- [WORK REQUIRED]: Below, find each line holding "المسألة" and state how many there are, using the number alone.

- [SUPPLIED RECORDS]:
────────

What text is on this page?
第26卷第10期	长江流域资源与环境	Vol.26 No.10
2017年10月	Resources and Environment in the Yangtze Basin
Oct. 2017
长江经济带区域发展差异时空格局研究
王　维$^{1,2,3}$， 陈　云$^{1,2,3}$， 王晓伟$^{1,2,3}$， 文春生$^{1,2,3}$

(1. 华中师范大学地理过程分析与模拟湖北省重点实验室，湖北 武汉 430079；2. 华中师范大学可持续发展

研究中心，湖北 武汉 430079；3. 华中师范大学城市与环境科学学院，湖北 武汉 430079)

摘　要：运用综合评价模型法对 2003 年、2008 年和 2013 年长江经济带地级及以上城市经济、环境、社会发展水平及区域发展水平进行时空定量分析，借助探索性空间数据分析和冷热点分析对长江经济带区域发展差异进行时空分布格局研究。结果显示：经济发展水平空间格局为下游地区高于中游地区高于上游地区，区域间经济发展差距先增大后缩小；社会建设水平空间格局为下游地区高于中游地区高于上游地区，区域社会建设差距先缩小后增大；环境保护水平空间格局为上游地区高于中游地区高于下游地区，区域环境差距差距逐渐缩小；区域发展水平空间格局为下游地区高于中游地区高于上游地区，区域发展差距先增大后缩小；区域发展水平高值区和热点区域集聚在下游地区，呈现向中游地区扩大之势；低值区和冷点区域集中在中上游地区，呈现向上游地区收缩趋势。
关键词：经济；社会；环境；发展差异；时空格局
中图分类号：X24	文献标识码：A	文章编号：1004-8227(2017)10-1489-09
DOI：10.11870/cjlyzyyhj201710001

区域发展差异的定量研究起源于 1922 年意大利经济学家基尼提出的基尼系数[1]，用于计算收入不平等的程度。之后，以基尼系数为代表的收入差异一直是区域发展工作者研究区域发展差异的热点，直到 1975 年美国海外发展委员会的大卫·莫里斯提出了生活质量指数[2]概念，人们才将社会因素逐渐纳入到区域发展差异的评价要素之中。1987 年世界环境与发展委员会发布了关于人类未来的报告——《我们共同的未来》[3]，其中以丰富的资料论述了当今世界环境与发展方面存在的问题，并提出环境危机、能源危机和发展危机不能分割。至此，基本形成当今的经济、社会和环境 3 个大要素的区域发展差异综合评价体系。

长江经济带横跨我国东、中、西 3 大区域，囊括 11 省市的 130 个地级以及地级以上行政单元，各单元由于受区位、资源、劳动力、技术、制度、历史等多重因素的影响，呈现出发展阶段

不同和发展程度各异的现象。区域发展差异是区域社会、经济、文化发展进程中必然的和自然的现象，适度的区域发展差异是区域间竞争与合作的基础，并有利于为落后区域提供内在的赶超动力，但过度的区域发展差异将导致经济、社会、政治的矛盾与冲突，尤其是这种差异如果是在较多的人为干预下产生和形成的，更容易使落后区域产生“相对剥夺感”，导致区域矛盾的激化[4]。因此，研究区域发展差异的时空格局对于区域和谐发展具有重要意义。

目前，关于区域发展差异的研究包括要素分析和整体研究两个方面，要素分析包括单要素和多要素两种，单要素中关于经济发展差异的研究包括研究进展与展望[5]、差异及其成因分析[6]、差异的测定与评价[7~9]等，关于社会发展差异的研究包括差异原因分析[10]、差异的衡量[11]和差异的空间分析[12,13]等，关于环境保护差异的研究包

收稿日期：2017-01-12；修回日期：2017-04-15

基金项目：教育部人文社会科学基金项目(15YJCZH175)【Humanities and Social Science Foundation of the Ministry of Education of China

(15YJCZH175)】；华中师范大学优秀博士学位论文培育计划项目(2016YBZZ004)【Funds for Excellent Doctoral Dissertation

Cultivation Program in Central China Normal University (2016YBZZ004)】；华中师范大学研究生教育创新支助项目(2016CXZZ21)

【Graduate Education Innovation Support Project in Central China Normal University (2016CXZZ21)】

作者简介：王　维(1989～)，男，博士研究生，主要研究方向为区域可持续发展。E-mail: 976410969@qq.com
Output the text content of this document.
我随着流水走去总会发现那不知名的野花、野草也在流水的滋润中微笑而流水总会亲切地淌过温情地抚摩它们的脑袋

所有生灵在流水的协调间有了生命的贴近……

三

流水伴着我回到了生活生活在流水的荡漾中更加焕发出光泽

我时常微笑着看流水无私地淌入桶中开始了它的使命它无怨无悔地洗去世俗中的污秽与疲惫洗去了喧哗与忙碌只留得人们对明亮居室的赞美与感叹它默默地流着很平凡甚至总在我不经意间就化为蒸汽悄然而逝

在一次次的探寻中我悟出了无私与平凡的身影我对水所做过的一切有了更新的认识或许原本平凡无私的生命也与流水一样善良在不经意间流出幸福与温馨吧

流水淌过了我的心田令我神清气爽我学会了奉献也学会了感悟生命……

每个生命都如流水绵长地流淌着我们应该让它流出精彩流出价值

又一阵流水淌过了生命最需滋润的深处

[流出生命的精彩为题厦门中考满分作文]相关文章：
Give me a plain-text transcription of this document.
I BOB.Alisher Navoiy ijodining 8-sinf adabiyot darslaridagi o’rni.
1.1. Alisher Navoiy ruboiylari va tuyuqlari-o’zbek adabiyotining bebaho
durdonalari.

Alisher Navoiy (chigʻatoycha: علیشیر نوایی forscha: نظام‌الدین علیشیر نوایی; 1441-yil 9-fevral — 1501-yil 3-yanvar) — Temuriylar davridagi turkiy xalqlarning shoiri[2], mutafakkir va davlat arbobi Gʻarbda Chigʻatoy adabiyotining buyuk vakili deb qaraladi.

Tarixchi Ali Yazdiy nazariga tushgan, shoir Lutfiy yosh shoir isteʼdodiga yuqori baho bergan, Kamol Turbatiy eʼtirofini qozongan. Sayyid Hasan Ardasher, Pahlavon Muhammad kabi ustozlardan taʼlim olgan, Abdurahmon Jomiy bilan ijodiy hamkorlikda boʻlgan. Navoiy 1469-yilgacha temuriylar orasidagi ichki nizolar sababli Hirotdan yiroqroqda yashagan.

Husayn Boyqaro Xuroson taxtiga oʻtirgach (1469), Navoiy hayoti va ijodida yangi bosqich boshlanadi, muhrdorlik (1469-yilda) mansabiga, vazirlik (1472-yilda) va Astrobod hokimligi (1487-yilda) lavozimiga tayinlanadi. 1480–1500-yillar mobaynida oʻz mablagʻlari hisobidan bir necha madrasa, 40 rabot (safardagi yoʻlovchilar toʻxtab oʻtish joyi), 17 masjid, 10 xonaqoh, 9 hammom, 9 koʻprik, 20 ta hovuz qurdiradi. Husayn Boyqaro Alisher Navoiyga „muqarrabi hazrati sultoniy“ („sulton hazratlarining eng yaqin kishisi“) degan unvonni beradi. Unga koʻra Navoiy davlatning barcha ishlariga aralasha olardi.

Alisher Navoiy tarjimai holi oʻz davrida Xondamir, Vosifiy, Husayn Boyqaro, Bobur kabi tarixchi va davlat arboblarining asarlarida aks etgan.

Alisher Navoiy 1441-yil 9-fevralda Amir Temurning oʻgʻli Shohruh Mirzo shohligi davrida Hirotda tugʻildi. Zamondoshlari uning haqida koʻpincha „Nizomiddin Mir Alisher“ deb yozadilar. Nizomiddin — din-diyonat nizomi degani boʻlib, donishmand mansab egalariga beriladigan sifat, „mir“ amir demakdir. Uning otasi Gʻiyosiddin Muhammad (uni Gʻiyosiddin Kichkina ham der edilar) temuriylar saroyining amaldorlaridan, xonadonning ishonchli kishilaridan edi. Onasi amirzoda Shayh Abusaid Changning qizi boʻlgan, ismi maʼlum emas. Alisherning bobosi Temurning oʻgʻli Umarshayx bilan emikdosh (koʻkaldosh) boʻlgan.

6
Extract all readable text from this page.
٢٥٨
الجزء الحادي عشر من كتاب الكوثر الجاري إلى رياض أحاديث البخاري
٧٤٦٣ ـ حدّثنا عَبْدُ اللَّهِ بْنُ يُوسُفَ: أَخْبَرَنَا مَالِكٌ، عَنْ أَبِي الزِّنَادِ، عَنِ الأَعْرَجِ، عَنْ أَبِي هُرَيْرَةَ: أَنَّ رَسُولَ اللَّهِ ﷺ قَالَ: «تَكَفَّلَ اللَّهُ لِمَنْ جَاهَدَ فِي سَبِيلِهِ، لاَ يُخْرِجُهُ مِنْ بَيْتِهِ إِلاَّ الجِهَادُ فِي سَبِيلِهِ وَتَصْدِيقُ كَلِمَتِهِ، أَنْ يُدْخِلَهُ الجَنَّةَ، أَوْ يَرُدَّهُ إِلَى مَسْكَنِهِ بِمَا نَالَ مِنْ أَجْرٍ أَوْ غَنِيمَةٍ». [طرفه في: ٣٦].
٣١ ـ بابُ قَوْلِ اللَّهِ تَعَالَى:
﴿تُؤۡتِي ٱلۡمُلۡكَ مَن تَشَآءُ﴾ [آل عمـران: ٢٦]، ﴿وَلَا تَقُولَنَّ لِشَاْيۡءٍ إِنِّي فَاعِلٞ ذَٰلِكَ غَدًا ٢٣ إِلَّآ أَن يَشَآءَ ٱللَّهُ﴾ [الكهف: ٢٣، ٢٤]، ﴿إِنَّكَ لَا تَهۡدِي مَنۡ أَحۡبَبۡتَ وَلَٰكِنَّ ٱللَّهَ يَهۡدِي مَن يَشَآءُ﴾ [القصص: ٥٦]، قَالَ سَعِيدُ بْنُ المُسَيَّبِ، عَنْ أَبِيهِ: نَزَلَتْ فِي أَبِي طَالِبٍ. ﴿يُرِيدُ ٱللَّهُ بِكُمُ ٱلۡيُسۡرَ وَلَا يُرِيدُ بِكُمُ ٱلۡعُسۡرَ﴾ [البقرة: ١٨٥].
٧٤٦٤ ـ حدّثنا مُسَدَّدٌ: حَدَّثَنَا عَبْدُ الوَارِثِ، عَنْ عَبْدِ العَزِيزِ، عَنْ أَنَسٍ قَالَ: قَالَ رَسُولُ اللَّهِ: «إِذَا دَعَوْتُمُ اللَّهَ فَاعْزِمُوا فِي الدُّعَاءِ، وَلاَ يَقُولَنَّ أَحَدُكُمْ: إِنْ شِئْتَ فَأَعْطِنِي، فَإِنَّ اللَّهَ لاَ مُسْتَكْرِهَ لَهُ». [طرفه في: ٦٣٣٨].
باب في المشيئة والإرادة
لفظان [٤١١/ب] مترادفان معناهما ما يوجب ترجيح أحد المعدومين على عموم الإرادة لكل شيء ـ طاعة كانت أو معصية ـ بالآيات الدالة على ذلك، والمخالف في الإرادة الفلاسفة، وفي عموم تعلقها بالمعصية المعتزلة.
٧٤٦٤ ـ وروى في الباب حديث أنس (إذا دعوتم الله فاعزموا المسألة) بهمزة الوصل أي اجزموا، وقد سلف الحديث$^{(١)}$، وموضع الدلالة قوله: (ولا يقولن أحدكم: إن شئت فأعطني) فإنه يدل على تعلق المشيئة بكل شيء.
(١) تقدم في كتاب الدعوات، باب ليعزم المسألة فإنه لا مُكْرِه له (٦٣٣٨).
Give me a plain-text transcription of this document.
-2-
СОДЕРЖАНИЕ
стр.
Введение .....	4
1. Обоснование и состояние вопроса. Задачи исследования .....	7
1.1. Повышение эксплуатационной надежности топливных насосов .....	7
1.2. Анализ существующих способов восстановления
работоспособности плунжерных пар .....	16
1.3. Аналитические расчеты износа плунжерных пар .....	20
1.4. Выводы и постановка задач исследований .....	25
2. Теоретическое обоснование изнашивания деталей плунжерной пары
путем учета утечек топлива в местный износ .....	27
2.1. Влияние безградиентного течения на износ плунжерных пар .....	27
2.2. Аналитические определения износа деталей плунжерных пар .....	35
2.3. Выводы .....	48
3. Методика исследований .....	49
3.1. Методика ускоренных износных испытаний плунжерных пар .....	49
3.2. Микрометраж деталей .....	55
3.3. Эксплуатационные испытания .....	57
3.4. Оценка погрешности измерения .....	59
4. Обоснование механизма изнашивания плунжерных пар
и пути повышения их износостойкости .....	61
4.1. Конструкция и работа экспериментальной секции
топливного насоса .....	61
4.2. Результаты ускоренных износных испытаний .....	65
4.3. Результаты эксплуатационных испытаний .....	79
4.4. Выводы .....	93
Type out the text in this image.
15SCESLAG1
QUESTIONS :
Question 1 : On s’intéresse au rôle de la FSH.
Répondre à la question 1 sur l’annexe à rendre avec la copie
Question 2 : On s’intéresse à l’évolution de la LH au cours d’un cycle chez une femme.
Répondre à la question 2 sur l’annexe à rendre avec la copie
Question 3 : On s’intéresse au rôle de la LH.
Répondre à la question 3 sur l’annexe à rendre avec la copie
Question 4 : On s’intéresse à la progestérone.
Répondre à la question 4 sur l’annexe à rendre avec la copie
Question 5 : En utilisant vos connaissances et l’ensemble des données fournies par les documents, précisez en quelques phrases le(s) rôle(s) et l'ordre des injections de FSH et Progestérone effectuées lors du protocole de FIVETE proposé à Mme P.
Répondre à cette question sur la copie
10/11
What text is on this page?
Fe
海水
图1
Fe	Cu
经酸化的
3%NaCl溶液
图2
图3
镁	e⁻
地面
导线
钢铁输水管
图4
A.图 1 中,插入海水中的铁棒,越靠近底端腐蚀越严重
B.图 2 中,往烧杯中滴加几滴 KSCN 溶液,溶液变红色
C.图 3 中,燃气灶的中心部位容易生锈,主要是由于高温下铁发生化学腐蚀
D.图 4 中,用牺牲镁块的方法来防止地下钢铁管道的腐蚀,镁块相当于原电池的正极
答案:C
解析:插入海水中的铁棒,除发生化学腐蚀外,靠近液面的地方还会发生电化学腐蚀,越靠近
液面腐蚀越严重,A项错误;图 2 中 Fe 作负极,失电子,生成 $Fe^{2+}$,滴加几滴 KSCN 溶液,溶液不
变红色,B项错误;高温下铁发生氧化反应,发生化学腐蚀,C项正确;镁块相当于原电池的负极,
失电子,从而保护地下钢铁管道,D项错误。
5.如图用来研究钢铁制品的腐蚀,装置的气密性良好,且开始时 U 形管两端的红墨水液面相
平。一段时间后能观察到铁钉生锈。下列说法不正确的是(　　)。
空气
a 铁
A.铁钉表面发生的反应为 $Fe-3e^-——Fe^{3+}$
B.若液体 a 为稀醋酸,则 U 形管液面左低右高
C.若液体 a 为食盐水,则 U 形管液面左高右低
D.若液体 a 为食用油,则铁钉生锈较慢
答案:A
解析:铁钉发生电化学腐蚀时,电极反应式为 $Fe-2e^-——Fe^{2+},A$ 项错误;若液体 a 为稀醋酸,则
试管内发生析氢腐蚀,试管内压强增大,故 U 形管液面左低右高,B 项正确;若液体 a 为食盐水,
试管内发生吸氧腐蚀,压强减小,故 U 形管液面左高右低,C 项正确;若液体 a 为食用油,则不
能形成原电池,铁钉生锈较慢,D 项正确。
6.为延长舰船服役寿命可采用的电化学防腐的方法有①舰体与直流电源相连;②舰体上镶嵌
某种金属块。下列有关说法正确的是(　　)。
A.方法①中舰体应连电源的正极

────────

- [EXPECTED ANSWER]: 2